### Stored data
==================================================
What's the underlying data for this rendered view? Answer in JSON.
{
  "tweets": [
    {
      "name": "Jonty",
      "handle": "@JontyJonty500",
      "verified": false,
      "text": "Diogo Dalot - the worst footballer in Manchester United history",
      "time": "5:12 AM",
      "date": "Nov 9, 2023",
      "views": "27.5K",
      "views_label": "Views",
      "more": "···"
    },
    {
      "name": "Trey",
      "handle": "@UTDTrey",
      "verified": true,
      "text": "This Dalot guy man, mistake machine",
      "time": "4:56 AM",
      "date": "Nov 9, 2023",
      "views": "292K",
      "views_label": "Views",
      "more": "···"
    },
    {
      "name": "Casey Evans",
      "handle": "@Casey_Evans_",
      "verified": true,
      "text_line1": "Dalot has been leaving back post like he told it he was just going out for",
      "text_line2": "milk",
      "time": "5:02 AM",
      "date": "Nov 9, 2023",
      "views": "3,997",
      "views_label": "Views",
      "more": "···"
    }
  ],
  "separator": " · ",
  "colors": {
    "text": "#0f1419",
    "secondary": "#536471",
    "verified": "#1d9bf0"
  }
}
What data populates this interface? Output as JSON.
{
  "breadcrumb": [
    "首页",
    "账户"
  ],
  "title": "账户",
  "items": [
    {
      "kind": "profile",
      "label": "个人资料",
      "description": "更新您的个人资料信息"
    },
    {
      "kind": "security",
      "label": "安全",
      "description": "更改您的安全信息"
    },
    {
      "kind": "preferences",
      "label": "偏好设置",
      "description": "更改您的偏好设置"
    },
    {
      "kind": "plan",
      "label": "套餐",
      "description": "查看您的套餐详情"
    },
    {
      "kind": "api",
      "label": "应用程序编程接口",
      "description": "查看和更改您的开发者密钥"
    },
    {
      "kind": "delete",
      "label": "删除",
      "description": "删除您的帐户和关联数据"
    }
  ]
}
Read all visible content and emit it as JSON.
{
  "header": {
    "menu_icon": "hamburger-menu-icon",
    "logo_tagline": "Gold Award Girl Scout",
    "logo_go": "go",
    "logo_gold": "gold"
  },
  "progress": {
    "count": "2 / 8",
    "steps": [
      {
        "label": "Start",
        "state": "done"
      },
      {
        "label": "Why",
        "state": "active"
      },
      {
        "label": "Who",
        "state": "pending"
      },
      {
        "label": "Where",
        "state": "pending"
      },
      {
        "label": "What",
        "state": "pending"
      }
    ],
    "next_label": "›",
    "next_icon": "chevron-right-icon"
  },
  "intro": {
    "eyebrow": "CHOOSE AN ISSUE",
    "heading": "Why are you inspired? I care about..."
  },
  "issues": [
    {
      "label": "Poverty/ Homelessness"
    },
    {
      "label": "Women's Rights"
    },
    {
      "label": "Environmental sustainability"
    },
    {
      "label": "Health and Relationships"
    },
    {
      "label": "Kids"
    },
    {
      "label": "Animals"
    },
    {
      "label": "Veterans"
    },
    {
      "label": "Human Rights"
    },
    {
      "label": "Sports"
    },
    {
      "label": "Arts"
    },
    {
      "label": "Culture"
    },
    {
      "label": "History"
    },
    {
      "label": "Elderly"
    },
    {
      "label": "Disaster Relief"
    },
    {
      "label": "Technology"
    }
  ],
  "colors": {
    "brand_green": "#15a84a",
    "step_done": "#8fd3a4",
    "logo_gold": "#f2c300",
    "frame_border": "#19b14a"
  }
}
==================================================
Type out the whole listing above again, exactly as it stands.

What's the underlying data for this rendered view? Answer in JSON.
{
  "tweets": [
    {
      "name": "Jonty",
      "handle": "@JontyJonty500",
      "verified": false,
      "text": "Diogo Dalot - the worst footballer in Manchester United history",
      "time": "5:12 AM",
      "date": "Nov 9, 2023",
      "views": "27.5K",
      "views_label": "Views",
      "more": "···"
    },
    {
      "name": "Trey",
      "handle": "@UTDTrey",
      "verified": true,
      "text": "This Dalot guy man, mistake machine",
      "time": "4:56 AM",
      "date": "Nov 9, 2023",
      "views": "292K",
      "views_label": "Views",
      "more": "···"
    },
    {
      "name": "Casey Evans",
      "handle": "@Casey_Evans_",
      "verified": true,
      "text_line1": "Dalot has been leaving back post like he told it he was just going out for",
      "text_line2": "milk",
      "time": "5:02 AM",
      "date": "Nov 9, 2023",
      "views": "3,997",
      "views_label": "Views",
      "more": "···"
    }
  ],
  "separator": " · ",
  "colors": {
    "text": "#0f1419",
    "secondary": "#536471",
    "verified": "#1d9bf0"
  }
}
What data populates this interface? Output as JSON.
{
  "breadcrumb": [
    "首页",
    "账户"
  ],
  "title": "账户",
  "items": [
    {
      "kind": "profile",
      "label": "个人资料",
      "description": "更新您的个人资料信息"
    },
    {
      "kind": "security",
      "label": "安全",
      "description": "更改您的安全信息"
    },
    {
      "kind": "preferences",
      "label": "偏好设置",
      "description": "更改您的偏好设置"
    },
    {
      "kind": "plan",
      "label": "套餐",
      "description": "查看您的套餐详情"
    },
    {
      "kind": "api",
      "label": "应用程序编程接口",
      "description": "查看和更改您的开发者密钥"
    },
    {
      "kind": "delete",
      "label": "删除",
      "description": "删除您的帐户和关联数据"
    }
  ]
}
Read all visible content and emit it as JSON.
{
  "header": {
    "menu_icon": "hamburger-menu-icon",
    "logo_tagline": "Gold Award Girl Scout",
    "logo_go": "go",
    "logo_gold": "gold"
  },
  "progress": {
    "count": "2 / 8",
    "steps": [
      {
        "label": "Start",
        "state": "done"
      },
      {
        "label": "Why",
        "state": "active"
      },
      {
        "label": "Who",
        "state": "pending"
      },
      {
        "label": "Where",
        "state": "pending"
      },
      {
        "label": "What",
        "state": "pending"
      }
    ],
    "next_label": "›",
    "next_icon": "chevron-right-icon"
  },
  "intro": {
    "eyebrow": "CHOOSE AN ISSUE",
    "heading": "Why are you inspired? I care about..."
  },
  "issues": [
    {
      "label": "Poverty/ Homelessness"
    },
    {
      "label": "Women's Rights"
    },
    {
      "label": "Environmental sustainability"
    },
    {
      "label": "Health and Relationships"
    },
    {
      "label": "Kids"
    },
    {
      "label": "Animals"
    },
    {
      "label": "Veterans"
    },
    {
      "label": "Human Rights"
    },
    {
      "label": "Sports"
    },
    {
      "label": "Arts"
    },
    {
      "label": "Culture"
    },
    {
      "label": "History"
    },
    {
      "label": "Elderly"
    },
    {
      "label": "Disaster Relief"
    },
    {
      "label": "Technology"
    }
  ],
  "colors": {
    "brand_green": "#15a84a",
    "step_done": "#8fd3a4",
    "logo_gold": "#f2c300",
    "frame_border": "#19b14a"
  }
}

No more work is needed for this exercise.